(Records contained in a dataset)
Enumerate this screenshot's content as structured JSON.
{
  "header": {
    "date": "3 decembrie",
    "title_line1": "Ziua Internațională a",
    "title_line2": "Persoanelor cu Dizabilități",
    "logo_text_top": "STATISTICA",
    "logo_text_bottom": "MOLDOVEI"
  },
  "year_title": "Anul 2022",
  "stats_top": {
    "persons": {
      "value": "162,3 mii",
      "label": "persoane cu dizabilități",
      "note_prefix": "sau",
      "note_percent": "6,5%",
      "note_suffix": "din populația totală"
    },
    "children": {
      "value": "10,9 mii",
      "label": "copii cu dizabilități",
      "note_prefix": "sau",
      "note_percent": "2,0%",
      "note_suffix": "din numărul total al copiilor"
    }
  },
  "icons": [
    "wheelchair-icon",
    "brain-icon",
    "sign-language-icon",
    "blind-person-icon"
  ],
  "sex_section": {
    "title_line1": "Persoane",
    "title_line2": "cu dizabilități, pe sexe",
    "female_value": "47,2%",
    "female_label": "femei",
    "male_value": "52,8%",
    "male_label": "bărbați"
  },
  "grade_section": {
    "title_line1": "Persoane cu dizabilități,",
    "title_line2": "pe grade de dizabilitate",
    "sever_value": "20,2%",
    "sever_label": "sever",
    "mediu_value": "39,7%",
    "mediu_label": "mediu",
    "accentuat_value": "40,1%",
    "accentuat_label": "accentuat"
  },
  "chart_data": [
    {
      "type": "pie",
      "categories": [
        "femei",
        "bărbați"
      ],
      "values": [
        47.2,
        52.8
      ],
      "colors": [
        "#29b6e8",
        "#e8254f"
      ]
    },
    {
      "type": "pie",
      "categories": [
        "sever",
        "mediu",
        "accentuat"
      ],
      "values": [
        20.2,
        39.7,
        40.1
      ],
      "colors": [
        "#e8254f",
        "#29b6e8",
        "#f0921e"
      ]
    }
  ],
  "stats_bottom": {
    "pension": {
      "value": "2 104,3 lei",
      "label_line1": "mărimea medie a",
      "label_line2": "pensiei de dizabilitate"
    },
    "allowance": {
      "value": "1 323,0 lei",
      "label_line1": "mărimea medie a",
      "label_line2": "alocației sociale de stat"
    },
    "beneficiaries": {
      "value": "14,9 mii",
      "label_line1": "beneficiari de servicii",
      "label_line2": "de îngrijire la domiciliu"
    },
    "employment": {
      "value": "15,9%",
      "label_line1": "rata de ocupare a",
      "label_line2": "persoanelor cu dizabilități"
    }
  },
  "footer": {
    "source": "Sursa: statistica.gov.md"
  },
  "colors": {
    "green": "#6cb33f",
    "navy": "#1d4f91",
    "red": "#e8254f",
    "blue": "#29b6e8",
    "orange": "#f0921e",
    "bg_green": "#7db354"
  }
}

WHAT THE EXERCISE ASKS:
Print the listing above in full, exactly as it is.

OUTPUT BELOW:
Enumerate this screenshot's content as structured JSON.
{
  "header": {
    "date": "3 decembrie",
    "title_line1": "Ziua Internațională a",
    "title_line2": "Persoanelor cu Dizabilități",
    "logo_text_top": "STATISTICA",
    "logo_text_bottom": "MOLDOVEI"
  },
  "year_title": "Anul 2022",
  "stats_top": {
    "persons": {
      "value": "162,3 mii",
      "label": "persoane cu dizabilități",
      "note_prefix": "sau",
      "note_percent": "6,5%",
      "note_suffix": "din populația totală"
    },
    "children": {
      "value": "10,9 mii",
      "label": "copii cu dizabilități",
      "note_prefix": "sau",
      "note_percent": "2,0%",
      "note_suffix": "din numărul total al copiilor"
    }
  },
  "icons": [
    "wheelchair-icon",
    "brain-icon",
    "sign-language-icon",
    "blind-person-icon"
  ],
  "sex_section": {
    "title_line1": "Persoane",
    "title_line2": "cu dizabilități, pe sexe",
    "female_value": "47,2%",
    "female_label": "femei",
    "male_value": "52,8%",
    "male_label": "bărbați"
  },
  "grade_section": {
    "title_line1": "Persoane cu dizabilități,",
    "title_line2": "pe grade de dizabilitate",
    "sever_value": "20,2%",
    "sever_label": "sever",
    "mediu_value": "39,7%",
    "mediu_label": "mediu",
    "accentuat_value": "40,1%",
    "accentuat_label": "accentuat"
  },
  "chart_data": [
    {
      "type": "pie",
      "categories": [
        "femei",
        "bărbați"
      ],
      "values": [
        47.2,
        52.8
      ],
      "colors": [
        "#29b6e8",
        "#e8254f"
      ]
    },
    {
      "type": "pie",
      "categories": [
        "sever",
        "mediu",
        "accentuat"
      ],
      "values": [
        20.2,
        39.7,
        40.1
      ],
      "colors": [
        "#e8254f",
        "#29b6e8",
        "#f0921e"
      ]
    }
  ],
  "stats_bottom": {
    "pension": {
      "value": "2 104,3 lei",
      "label_line1": "mărimea medie a",
      "label_line2": "pensiei de dizabilitate"
    },
    "allowance": {
      "value": "1 323,0 lei",
      "label_line1": "mărimea medie a",
      "label_line2": "alocației sociale de stat"
    },
    "beneficiaries": {
      "value": "14,9 mii",
      "label_line1": "beneficiari de servicii",
      "label_line2": "de îngrijire la domiciliu"
    },
    "employment": {
      "value": "15,9%",
      "label_line1": "rata de ocupare a",
      "label_line2": "persoanelor cu dizabilități"
    }
  },
  "footer": {
    "source": "Sursa: statistica.gov.md"
  },
  "colors": {
    "green": "#6cb33f",
    "navy": "#1d4f91",
    "red": "#e8254f",
    "blue": "#29b6e8",
    "orange": "#f0921e",
    "bg_green": "#7db354"
  }
}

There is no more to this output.